(Rows from a dataset)
** begin **
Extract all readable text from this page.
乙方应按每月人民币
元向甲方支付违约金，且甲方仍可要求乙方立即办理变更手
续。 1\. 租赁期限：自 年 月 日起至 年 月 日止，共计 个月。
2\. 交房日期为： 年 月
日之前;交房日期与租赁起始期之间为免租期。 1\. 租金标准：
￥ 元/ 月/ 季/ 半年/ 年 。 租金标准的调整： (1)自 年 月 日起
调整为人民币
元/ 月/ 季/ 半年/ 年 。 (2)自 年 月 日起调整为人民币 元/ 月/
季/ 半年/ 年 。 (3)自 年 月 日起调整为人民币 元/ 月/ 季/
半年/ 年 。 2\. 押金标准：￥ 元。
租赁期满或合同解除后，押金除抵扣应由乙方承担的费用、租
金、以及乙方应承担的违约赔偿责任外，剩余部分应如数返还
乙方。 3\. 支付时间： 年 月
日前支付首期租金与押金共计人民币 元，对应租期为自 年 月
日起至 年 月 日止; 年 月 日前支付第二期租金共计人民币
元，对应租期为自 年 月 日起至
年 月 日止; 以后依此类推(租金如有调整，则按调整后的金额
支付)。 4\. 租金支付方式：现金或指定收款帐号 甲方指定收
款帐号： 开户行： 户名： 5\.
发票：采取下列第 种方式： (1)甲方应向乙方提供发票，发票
** end **
** begin **
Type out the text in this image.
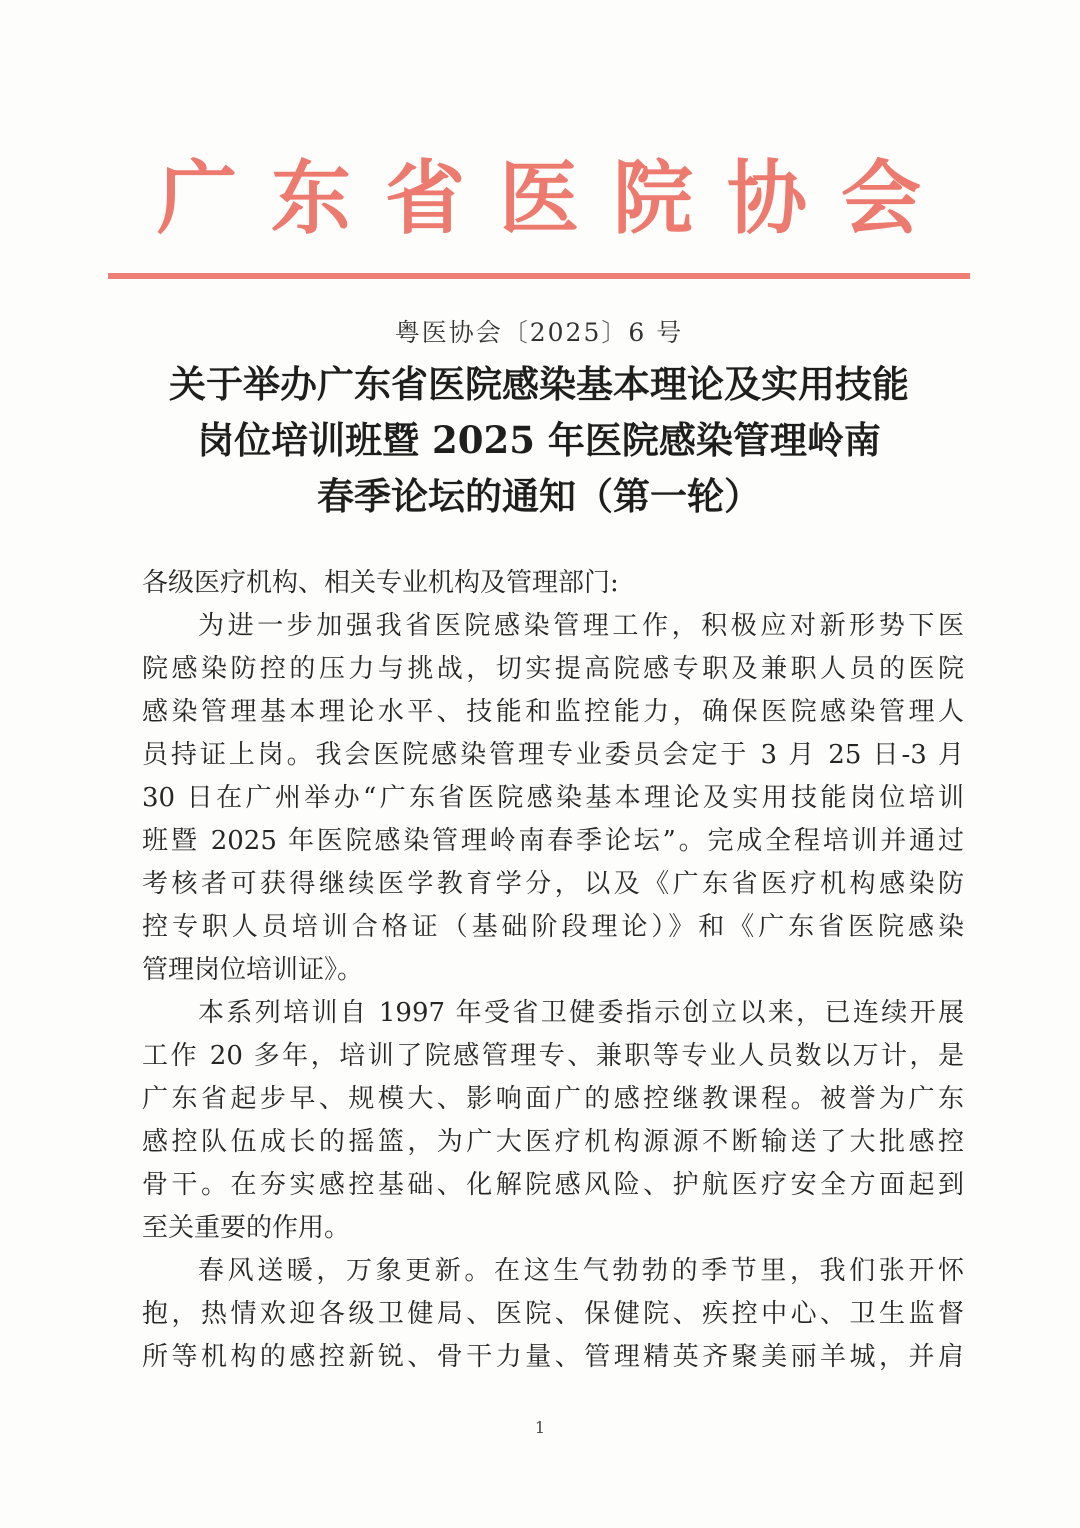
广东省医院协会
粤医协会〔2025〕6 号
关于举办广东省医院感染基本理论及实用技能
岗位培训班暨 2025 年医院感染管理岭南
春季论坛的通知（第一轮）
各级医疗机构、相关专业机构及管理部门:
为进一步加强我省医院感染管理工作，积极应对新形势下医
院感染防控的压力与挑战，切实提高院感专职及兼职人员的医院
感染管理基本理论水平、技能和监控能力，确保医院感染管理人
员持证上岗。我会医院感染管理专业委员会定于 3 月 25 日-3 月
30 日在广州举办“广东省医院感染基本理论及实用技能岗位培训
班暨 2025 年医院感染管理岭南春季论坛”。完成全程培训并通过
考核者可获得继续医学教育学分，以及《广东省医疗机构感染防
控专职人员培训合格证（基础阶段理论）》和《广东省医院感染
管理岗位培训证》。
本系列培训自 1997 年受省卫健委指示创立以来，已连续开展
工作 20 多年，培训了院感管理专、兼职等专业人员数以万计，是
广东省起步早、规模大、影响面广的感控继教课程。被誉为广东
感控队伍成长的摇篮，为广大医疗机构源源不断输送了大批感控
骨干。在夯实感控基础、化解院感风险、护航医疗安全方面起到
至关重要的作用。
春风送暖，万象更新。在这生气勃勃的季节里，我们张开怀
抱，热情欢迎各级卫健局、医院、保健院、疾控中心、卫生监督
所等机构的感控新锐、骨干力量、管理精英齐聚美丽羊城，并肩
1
** end **
Work to be completed
Make a list of all lines in the data that contain "text".

Answer for this exercise
Extract all readable text from this page.
Type out the text in this image.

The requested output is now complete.